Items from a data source
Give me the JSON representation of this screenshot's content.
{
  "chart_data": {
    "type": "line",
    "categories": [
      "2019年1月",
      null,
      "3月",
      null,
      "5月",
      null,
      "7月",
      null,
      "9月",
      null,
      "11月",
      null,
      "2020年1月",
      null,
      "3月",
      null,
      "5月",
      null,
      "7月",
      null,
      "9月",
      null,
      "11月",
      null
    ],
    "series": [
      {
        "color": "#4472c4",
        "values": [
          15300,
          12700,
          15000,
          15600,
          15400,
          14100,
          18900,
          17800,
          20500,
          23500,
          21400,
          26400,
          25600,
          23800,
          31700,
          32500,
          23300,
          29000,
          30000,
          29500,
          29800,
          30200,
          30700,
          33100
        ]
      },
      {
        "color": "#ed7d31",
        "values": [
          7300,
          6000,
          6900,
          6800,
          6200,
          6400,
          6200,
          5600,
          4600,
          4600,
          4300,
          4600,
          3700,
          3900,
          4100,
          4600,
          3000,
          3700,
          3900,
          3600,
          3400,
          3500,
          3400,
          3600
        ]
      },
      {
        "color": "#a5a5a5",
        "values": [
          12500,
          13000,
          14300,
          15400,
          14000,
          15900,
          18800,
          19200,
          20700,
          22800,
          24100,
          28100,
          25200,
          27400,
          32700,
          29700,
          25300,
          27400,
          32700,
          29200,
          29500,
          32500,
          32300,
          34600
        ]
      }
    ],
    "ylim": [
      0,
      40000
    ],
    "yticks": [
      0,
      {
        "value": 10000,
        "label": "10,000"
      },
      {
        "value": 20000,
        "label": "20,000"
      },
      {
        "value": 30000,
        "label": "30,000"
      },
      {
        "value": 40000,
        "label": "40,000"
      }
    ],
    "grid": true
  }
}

● REQUIRED TASK:
Write out the entire listing exactly.

● FINISHED ANSWER:
Give me the JSON representation of this screenshot's content.
{
  "chart_data": {
    "type": "line",
    "categories": [
      "2019年1月",
      null,
      "3月",
      null,
      "5月",
      null,
      "7月",
      null,
      "9月",
      null,
      "11月",
      null,
      "2020年1月",
      null,
      "3月",
      null,
      "5月",
      null,
      "7月",
      null,
      "9月",
      null,
      "11月",
      null
    ],
    "series": [
      {
        "color": "#4472c4",
        "values": [
          15300,
          12700,
          15000,
          15600,
          15400,
          14100,
          18900,
          17800,
          20500,
          23500,
          21400,
          26400,
          25600,
          23800,
          31700,
          32500,
          23300,
          29000,
          30000,
          29500,
          29800,
          30200,
          30700,
          33100
        ]
      },
      {
        "color": "#ed7d31",
        "values": [
          7300,
          6000,
          6900,
          6800,
          6200,
          6400,
          6200,
          5600,
          4600,
          4600,
          4300,
          4600,
          3700,
          3900,
          4100,
          4600,
          3000,
          3700,
          3900,
          3600,
          3400,
          3500,
          3400,
          3600
        ]
      },
      {
        "color": "#a5a5a5",
        "values": [
          12500,
          13000,
          14300,
          15400,
          14000,
          15900,
          18800,
          19200,
          20700,
          22800,
          24100,
          28100,
          25200,
          27400,
          32700,
          29700,
          25300,
          27400,
          32700,
          29200,
          29500,
          32500,
          32300,
          34600
        ]
      }
    ],
    "ylim": [
      0,
      40000
    ],
    "yticks": [
      0,
      {
        "value": 10000,
        "label": "10,000"
      },
      {
        "value": 20000,
        "label": "20,000"
      },
      {
        "value": 30000,
        "label": "30,000"
      },
      {
        "value": 40000,
        "label": "40,000"
      }
    ],
    "grid": true
  }
}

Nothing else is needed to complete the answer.